Aim >> Return the material below in full and exactly.

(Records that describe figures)

--------------------

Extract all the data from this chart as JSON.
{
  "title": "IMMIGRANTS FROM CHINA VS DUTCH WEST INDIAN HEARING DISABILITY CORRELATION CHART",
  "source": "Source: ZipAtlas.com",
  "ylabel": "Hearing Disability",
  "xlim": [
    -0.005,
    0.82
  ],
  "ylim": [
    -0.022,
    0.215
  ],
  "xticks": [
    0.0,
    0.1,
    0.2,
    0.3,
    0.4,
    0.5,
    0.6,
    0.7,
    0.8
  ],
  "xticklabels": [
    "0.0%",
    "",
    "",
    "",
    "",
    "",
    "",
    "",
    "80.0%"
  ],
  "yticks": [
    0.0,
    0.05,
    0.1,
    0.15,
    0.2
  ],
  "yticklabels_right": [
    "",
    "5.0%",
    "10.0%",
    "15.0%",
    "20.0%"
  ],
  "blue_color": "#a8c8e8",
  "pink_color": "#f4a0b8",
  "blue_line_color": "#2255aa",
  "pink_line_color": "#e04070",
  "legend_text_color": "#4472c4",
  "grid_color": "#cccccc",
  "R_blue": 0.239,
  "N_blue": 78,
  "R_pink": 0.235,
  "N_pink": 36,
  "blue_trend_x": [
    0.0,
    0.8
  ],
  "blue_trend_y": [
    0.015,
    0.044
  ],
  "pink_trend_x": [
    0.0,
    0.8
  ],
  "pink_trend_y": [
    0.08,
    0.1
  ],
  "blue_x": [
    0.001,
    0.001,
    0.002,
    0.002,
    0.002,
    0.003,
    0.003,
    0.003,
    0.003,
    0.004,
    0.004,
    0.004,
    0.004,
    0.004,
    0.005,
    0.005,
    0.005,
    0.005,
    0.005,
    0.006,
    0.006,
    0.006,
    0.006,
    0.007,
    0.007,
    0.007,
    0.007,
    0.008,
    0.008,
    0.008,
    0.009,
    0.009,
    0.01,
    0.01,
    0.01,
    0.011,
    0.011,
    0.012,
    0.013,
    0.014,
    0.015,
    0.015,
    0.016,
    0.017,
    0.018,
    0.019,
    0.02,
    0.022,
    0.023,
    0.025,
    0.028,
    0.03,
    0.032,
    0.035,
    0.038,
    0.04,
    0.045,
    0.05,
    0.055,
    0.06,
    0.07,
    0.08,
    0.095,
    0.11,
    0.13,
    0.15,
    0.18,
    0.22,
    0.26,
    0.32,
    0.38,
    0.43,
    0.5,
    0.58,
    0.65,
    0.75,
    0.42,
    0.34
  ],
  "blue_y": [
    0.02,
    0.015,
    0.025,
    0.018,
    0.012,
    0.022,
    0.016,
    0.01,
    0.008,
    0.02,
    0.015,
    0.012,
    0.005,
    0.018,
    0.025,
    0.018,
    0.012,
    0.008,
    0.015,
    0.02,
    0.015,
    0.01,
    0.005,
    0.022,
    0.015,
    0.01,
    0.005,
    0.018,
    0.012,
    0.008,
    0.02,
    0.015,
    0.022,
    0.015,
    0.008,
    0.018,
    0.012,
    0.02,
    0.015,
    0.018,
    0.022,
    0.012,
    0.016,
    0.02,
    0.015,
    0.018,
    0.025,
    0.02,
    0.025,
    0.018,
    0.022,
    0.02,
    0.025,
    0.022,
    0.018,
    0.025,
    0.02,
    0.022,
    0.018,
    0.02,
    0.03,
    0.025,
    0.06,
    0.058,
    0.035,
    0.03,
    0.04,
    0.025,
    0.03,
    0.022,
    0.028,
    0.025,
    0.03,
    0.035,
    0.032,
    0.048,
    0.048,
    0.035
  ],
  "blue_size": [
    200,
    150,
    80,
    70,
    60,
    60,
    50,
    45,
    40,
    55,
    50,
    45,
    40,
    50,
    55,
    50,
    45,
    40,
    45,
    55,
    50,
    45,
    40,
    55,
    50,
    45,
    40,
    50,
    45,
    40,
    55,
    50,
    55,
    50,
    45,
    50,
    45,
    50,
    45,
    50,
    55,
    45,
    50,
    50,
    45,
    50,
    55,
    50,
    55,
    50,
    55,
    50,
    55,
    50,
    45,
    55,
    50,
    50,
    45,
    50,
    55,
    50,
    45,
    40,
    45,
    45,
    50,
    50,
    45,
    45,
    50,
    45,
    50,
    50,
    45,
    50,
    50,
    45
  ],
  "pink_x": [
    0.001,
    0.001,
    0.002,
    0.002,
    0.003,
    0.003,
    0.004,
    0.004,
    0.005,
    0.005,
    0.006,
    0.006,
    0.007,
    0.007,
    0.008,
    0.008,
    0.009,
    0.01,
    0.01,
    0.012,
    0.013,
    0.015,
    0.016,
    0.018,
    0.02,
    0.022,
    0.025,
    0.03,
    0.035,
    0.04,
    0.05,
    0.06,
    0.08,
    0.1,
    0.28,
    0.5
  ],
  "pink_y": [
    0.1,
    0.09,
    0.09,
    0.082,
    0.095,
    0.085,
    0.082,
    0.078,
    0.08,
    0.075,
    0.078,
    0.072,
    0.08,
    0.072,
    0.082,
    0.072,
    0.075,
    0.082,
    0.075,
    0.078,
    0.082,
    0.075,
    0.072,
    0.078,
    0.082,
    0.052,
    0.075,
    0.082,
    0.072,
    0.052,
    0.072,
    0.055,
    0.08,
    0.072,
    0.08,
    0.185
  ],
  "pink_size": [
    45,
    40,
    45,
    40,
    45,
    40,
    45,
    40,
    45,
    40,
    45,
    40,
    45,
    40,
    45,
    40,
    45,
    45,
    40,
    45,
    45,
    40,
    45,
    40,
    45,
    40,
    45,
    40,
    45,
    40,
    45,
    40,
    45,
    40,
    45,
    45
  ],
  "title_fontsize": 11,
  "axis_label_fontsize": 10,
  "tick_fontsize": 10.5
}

--------------------

Solution to this problem >>
Extract all the data from this chart as JSON.
{
  "title": "IMMIGRANTS FROM CHINA VS DUTCH WEST INDIAN HEARING DISABILITY CORRELATION CHART",
  "source": "Source: ZipAtlas.com",
  "ylabel": "Hearing Disability",
  "xlim": [
    -0.005,
    0.82
  ],
  "ylim": [
    -0.022,
    0.215
  ],
  "xticks": [
    0.0,
    0.1,
    0.2,
    0.3,
    0.4,
    0.5,
    0.6,
    0.7,
    0.8
  ],
  "xticklabels": [
    "0.0%",
    "",
    "",
    "",
    "",
    "",
    "",
    "",
    "80.0%"
  ],
  "yticks": [
    0.0,
    0.05,
    0.1,
    0.15,
    0.2
  ],
  "yticklabels_right": [
    "",
    "5.0%",
    "10.0%",
    "15.0%",
    "20.0%"
  ],
  "blue_color": "#a8c8e8",
  "pink_color": "#f4a0b8",
  "blue_line_color": "#2255aa",
  "pink_line_color": "#e04070",
  "legend_text_color": "#4472c4",
  "grid_color": "#cccccc",
  "R_blue": 0.239,
  "N_blue": 78,
  "R_pink": 0.235,
  "N_pink": 36,
  "blue_trend_x": [
    0.0,
    0.8
  ],
  "blue_trend_y": [
    0.015,
    0.044
  ],
  "pink_trend_x": [
    0.0,
    0.8
  ],
  "pink_trend_y": [
    0.08,
    0.1
  ],
  "blue_x": [
    0.001,
    0.001,
    0.002,
    0.002,
    0.002,
    0.003,
    0.003,
    0.003,
    0.003,
    0.004,
    0.004,
    0.004,
    0.004,
    0.004,
    0.005,
    0.005,
    0.005,
    0.005,
    0.005,
    0.006,
    0.006,
    0.006,
    0.006,
    0.007,
    0.007,
    0.007,
    0.007,
    0.008,
    0.008,
    0.008,
    0.009,
    0.009,
    0.01,
    0.01,
    0.01,
    0.011,
    0.011,
    0.012,
    0.013,
    0.014,
    0.015,
    0.015,
    0.016,
    0.017,
    0.018,
    0.019,
    0.02,
    0.022,
    0.023,
    0.025,
    0.028,
    0.03,
    0.032,
    0.035,
    0.038,
    0.04,
    0.045,
    0.05,
    0.055,
    0.06,
    0.07,
    0.08,
    0.095,
    0.11,
    0.13,
    0.15,
    0.18,
    0.22,
    0.26,
    0.32,
    0.38,
    0.43,
    0.5,
    0.58,
    0.65,
    0.75,
    0.42,
    0.34
  ],
  "blue_y": [
    0.02,
    0.015,
    0.025,
    0.018,
    0.012,
    0.022,
    0.016,
    0.01,
    0.008,
    0.02,
    0.015,
    0.012,
    0.005,
    0.018,
    0.025,
    0.018,
    0.012,
    0.008,
    0.015,
    0.02,
    0.015,
    0.01,
    0.005,
    0.022,
    0.015,
    0.01,
    0.005,
    0.018,
    0.012,
    0.008,
    0.02,
    0.015,
    0.022,
    0.015,
    0.008,
    0.018,
    0.012,
    0.02,
    0.015,
    0.018,
    0.022,
    0.012,
    0.016,
    0.02,
    0.015,
    0.018,
    0.025,
    0.02,
    0.025,
    0.018,
    0.022,
    0.02,
    0.025,
    0.022,
    0.018,
    0.025,
    0.02,
    0.022,
    0.018,
    0.02,
    0.03,
    0.025,
    0.06,
    0.058,
    0.035,
    0.03,
    0.04,
    0.025,
    0.03,
    0.022,
    0.028,
    0.025,
    0.03,
    0.035,
    0.032,
    0.048,
    0.048,
    0.035
  ],
  "blue_size": [
    200,
    150,
    80,
    70,
    60,
    60,
    50,
    45,
    40,
    55,
    50,
    45,
    40,
    50,
    55,
    50,
    45,
    40,
    45,
    55,
    50,
    45,
    40,
    55,
    50,
    45,
    40,
    50,
    45,
    40,
    55,
    50,
    55,
    50,
    45,
    50,
    45,
    50,
    45,
    50,
    55,
    45,
    50,
    50,
    45,
    50,
    55,
    50,
    55,
    50,
    55,
    50,
    55,
    50,
    45,
    55,
    50,
    50,
    45,
    50,
    55,
    50,
    45,
    40,
    45,
    45,
    50,
    50,
    45,
    45,
    50,
    45,
    50,
    50,
    45,
    50,
    50,
    45
  ],
  "pink_x": [
    0.001,
    0.001,
    0.002,
    0.002,
    0.003,
    0.003,
    0.004,
    0.004,
    0.005,
    0.005,
    0.006,
    0.006,
    0.007,
    0.007,
    0.008,
    0.008,
    0.009,
    0.01,
    0.01,
    0.012,
    0.013,
    0.015,
    0.016,
    0.018,
    0.02,
    0.022,
    0.025,
    0.03,
    0.035,
    0.04,
    0.05,
    0.06,
    0.08,
    0.1,
    0.28,
    0.5
  ],
  "pink_y": [
    0.1,
    0.09,
    0.09,
    0.082,
    0.095,
    0.085,
    0.082,
    0.078,
    0.08,
    0.075,
    0.078,
    0.072,
    0.08,
    0.072,
    0.082,
    0.072,
    0.075,
    0.082,
    0.075,
    0.078,
    0.082,
    0.075,
    0.072,
    0.078,
    0.082,
    0.052,
    0.075,
    0.082,
    0.072,
    0.052,
    0.072,
    0.055,
    0.08,
    0.072,
    0.08,
    0.185
  ],
  "pink_size": [
    45,
    40,
    45,
    40,
    45,
    40,
    45,
    40,
    45,
    40,
    45,
    40,
    45,
    40,
    45,
    40,
    45,
    45,
    40,
    45,
    45,
    40,
    45,
    40,
    45,
    40,
    45,
    40,
    45,
    40,
    45,
    40,
    45,
    40,
    45,
    45
  ],
  "title_fontsize": 11,
  "axis_label_fontsize": 10,
  "tick_fontsize": 10.5
}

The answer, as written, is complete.